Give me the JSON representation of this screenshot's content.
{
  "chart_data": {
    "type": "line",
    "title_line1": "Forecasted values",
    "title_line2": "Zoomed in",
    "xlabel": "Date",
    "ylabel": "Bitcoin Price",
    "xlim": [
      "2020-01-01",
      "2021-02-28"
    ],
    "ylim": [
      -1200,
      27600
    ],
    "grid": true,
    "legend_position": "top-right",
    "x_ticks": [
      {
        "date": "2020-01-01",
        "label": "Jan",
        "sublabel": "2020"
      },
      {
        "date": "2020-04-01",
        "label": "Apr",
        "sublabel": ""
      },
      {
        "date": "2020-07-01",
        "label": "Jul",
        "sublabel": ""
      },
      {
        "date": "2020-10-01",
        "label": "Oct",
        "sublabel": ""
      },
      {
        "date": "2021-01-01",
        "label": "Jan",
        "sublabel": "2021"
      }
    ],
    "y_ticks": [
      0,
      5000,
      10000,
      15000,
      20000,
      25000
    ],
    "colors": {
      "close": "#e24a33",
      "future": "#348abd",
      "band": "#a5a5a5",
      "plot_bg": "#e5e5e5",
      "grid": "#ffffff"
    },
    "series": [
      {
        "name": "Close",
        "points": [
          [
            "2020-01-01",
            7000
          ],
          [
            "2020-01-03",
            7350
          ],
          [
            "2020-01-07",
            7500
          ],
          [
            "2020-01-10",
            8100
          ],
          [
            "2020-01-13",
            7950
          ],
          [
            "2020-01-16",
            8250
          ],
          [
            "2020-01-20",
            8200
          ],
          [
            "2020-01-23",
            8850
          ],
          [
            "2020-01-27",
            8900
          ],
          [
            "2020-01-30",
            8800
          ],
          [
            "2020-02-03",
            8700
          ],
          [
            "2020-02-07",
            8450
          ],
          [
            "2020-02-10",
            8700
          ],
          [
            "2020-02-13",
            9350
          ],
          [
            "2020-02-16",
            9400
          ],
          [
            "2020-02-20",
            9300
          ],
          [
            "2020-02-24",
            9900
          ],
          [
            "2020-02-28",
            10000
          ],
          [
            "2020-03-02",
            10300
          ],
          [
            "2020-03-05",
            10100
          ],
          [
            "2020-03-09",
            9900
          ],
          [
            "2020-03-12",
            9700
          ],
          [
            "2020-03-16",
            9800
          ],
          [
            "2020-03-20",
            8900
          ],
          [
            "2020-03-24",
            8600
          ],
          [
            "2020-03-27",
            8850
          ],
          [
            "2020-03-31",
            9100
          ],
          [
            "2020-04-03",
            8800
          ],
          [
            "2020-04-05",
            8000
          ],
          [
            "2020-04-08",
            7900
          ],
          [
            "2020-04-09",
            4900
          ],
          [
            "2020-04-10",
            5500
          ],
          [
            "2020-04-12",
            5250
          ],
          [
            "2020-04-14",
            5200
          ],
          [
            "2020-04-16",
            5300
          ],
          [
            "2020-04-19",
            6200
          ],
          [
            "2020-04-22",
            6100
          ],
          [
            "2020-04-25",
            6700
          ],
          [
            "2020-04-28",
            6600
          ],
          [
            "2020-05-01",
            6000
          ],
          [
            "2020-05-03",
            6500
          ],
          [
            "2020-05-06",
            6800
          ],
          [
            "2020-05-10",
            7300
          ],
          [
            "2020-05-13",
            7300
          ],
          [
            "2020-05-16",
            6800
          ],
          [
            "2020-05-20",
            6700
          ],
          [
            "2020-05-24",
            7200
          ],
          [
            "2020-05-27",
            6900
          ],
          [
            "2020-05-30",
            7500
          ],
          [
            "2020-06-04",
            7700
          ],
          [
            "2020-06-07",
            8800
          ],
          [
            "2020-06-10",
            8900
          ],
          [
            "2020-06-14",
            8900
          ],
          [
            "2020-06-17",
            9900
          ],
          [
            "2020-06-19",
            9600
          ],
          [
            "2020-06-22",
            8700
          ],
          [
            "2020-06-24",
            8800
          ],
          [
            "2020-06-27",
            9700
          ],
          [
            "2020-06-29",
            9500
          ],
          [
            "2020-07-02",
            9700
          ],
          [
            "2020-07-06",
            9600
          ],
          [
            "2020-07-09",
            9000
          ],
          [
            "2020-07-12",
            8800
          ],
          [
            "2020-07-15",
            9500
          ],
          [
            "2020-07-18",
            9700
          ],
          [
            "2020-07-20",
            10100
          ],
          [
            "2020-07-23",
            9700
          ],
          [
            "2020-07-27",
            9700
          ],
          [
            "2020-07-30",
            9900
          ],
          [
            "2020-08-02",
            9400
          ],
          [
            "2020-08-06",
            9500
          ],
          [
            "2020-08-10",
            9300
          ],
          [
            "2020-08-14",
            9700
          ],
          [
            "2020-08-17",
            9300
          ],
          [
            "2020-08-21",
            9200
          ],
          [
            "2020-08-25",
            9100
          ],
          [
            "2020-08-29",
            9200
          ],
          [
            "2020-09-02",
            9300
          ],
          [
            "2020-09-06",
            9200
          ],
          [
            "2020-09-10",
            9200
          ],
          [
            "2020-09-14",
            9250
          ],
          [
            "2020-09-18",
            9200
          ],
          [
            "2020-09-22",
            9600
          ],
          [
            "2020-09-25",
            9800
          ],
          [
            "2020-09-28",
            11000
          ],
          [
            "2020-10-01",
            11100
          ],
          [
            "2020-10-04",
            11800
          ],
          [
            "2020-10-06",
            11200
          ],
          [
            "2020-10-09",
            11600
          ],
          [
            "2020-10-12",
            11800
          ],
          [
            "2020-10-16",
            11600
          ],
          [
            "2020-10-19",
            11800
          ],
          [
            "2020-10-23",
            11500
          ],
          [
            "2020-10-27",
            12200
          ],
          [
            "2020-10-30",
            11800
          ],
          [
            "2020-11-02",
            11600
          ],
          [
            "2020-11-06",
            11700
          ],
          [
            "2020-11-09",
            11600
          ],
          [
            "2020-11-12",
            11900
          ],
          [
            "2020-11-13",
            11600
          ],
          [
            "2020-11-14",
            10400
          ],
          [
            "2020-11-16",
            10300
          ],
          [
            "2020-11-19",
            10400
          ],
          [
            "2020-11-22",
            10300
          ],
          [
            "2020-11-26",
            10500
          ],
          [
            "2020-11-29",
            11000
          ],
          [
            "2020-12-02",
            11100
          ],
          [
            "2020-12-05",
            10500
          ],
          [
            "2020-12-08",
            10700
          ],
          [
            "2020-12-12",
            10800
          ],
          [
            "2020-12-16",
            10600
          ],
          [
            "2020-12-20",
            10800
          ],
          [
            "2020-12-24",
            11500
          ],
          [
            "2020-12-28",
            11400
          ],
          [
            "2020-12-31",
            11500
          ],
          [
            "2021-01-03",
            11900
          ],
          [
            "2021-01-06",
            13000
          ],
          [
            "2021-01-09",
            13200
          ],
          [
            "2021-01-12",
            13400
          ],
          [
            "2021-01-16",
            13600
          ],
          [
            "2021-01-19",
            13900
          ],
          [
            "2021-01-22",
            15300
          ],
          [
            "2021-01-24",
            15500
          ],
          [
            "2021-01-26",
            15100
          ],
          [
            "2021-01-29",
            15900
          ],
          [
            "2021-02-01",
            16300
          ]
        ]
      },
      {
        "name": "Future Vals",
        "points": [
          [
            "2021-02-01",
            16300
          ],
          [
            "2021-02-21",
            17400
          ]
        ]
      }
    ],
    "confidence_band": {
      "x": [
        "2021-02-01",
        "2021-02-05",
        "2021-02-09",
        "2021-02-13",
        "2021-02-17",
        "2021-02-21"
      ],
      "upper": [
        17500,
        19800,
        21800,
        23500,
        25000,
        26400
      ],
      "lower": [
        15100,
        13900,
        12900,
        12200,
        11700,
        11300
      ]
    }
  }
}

--*--

▶ [THE PROBLEM]:
Please reproduce each line exactly as written.

▶ [ANSWER TO THIS EXERCISE]:
Give me the JSON representation of this screenshot's content.
{
  "chart_data": {
    "type": "line",
    "title_line1": "Forecasted values",
    "title_line2": "Zoomed in",
    "xlabel": "Date",
    "ylabel": "Bitcoin Price",
    "xlim": [
      "2020-01-01",
      "2021-02-28"
    ],
    "ylim": [
      -1200,
      27600
    ],
    "grid": true,
    "legend_position": "top-right",
    "x_ticks": [
      {
        "date": "2020-01-01",
        "label": "Jan",
        "sublabel": "2020"
      },
      {
        "date": "2020-04-01",
        "label": "Apr",
        "sublabel": ""
      },
      {
        "date": "2020-07-01",
        "label": "Jul",
        "sublabel": ""
      },
      {
        "date": "2020-10-01",
        "label": "Oct",
        "sublabel": ""
      },
      {
        "date": "2021-01-01",
        "label": "Jan",
        "sublabel": "2021"
      }
    ],
    "y_ticks": [
      0,
      5000,
      10000,
      15000,
      20000,
      25000
    ],
    "colors": {
      "close": "#e24a33",
      "future": "#348abd",
      "band": "#a5a5a5",
      "plot_bg": "#e5e5e5",
      "grid": "#ffffff"
    },
    "series": [
      {
        "name": "Close",
        "points": [
          [
            "2020-01-01",
            7000
          ],
          [
            "2020-01-03",
            7350
          ],
          [
            "2020-01-07",
            7500
          ],
          [
            "2020-01-10",
            8100
          ],
          [
            "2020-01-13",
            7950
          ],
          [
            "2020-01-16",
            8250
          ],
          [
            "2020-01-20",
            8200
          ],
          [
            "2020-01-23",
            8850
          ],
          [
            "2020-01-27",
            8900
          ],
          [
            "2020-01-30",
            8800
          ],
          [
            "2020-02-03",
            8700
          ],
          [
            "2020-02-07",
            8450
          ],
          [
            "2020-02-10",
            8700
          ],
          [
            "2020-02-13",
            9350
          ],
          [
            "2020-02-16",
            9400
          ],
          [
            "2020-02-20",
            9300
          ],
          [
            "2020-02-24",
            9900
          ],
          [
            "2020-02-28",
            10000
          ],
          [
            "2020-03-02",
            10300
          ],
          [
            "2020-03-05",
            10100
          ],
          [
            "2020-03-09",
            9900
          ],
          [
            "2020-03-12",
            9700
          ],
          [
            "2020-03-16",
            9800
          ],
          [
            "2020-03-20",
            8900
          ],
          [
            "2020-03-24",
            8600
          ],
          [
            "2020-03-27",
            8850
          ],
          [
            "2020-03-31",
            9100
          ],
          [
            "2020-04-03",
            8800
          ],
          [
            "2020-04-05",
            8000
          ],
          [
            "2020-04-08",
            7900
          ],
          [
            "2020-04-09",
            4900
          ],
          [
            "2020-04-10",
            5500
          ],
          [
            "2020-04-12",
            5250
          ],
          [
            "2020-04-14",
            5200
          ],
          [
            "2020-04-16",
            5300
          ],
          [
            "2020-04-19",
            6200
          ],
          [
            "2020-04-22",
            6100
          ],
          [
            "2020-04-25",
            6700
          ],
          [
            "2020-04-28",
            6600
          ],
          [
            "2020-05-01",
            6000
          ],
          [
            "2020-05-03",
            6500
          ],
          [
            "2020-05-06",
            6800
          ],
          [
            "2020-05-10",
            7300
          ],
          [
            "2020-05-13",
            7300
          ],
          [
            "2020-05-16",
            6800
          ],
          [
            "2020-05-20",
            6700
          ],
          [
            "2020-05-24",
            7200
          ],
          [
            "2020-05-27",
            6900
          ],
          [
            "2020-05-30",
            7500
          ],
          [
            "2020-06-04",
            7700
          ],
          [
            "2020-06-07",
            8800
          ],
          [
            "2020-06-10",
            8900
          ],
          [
            "2020-06-14",
            8900
          ],
          [
            "2020-06-17",
            9900
          ],
          [
            "2020-06-19",
            9600
          ],
          [
            "2020-06-22",
            8700
          ],
          [
            "2020-06-24",
            8800
          ],
          [
            "2020-06-27",
            9700
          ],
          [
            "2020-06-29",
            9500
          ],
          [
            "2020-07-02",
            9700
          ],
          [
            "2020-07-06",
            9600
          ],
          [
            "2020-07-09",
            9000
          ],
          [
            "2020-07-12",
            8800
          ],
          [
            "2020-07-15",
            9500
          ],
          [
            "2020-07-18",
            9700
          ],
          [
            "2020-07-20",
            10100
          ],
          [
            "2020-07-23",
            9700
          ],
          [
            "2020-07-27",
            9700
          ],
          [
            "2020-07-30",
            9900
          ],
          [
            "2020-08-02",
            9400
          ],
          [
            "2020-08-06",
            9500
          ],
          [
            "2020-08-10",
            9300
          ],
          [
            "2020-08-14",
            9700
          ],
          [
            "2020-08-17",
            9300
          ],
          [
            "2020-08-21",
            9200
          ],
          [
            "2020-08-25",
            9100
          ],
          [
            "2020-08-29",
            9200
          ],
          [
            "2020-09-02",
            9300
          ],
          [
            "2020-09-06",
            9200
          ],
          [
            "2020-09-10",
            9200
          ],
          [
            "2020-09-14",
            9250
          ],
          [
            "2020-09-18",
            9200
          ],
          [
            "2020-09-22",
            9600
          ],
          [
            "2020-09-25",
            9800
          ],
          [
            "2020-09-28",
            11000
          ],
          [
            "2020-10-01",
            11100
          ],
          [
            "2020-10-04",
            11800
          ],
          [
            "2020-10-06",
            11200
          ],
          [
            "2020-10-09",
            11600
          ],
          [
            "2020-10-12",
            11800
          ],
          [
            "2020-10-16",
            11600
          ],
          [
            "2020-10-19",
            11800
          ],
          [
            "2020-10-23",
            11500
          ],
          [
            "2020-10-27",
            12200
          ],
          [
            "2020-10-30",
            11800
          ],
          [
            "2020-11-02",
            11600
          ],
          [
            "2020-11-06",
            11700
          ],
          [
            "2020-11-09",
            11600
          ],
          [
            "2020-11-12",
            11900
          ],
          [
            "2020-11-13",
            11600
          ],
          [
            "2020-11-14",
            10400
          ],
          [
            "2020-11-16",
            10300
          ],
          [
            "2020-11-19",
            10400
          ],
          [
            "2020-11-22",
            10300
          ],
          [
            "2020-11-26",
            10500
          ],
          [
            "2020-11-29",
            11000
          ],
          [
            "2020-12-02",
            11100
          ],
          [
            "2020-12-05",
            10500
          ],
          [
            "2020-12-08",
            10700
          ],
          [
            "2020-12-12",
            10800
          ],
          [
            "2020-12-16",
            10600
          ],
          [
            "2020-12-20",
            10800
          ],
          [
            "2020-12-24",
            11500
          ],
          [
            "2020-12-28",
            11400
          ],
          [
            "2020-12-31",
            11500
          ],
          [
            "2021-01-03",
            11900
          ],
          [
            "2021-01-06",
            13000
          ],
          [
            "2021-01-09",
            13200
          ],
          [
            "2021-01-12",
            13400
          ],
          [
            "2021-01-16",
            13600
          ],
          [
            "2021-01-19",
            13900
          ],
          [
            "2021-01-22",
            15300
          ],
          [
            "2021-01-24",
            15500
          ],
          [
            "2021-01-26",
            15100
          ],
          [
            "2021-01-29",
            15900
          ],
          [
            "2021-02-01",
            16300
          ]
        ]
      },
      {
        "name": "Future Vals",
        "points": [
          [
            "2021-02-01",
            16300
          ],
          [
            "2021-02-21",
            17400
          ]
        ]
      }
    ],
    "confidence_band": {
      "x": [
        "2021-02-01",
        "2021-02-05",
        "2021-02-09",
        "2021-02-13",
        "2021-02-17",
        "2021-02-21"
      ],
      "upper": [
        17500,
        19800,
        21800,
        23500,
        25000,
        26400
      ],
      "lower": [
        15100,
        13900,
        12900,
        12200,
        11700,
        11300
      ]
    }
  }
}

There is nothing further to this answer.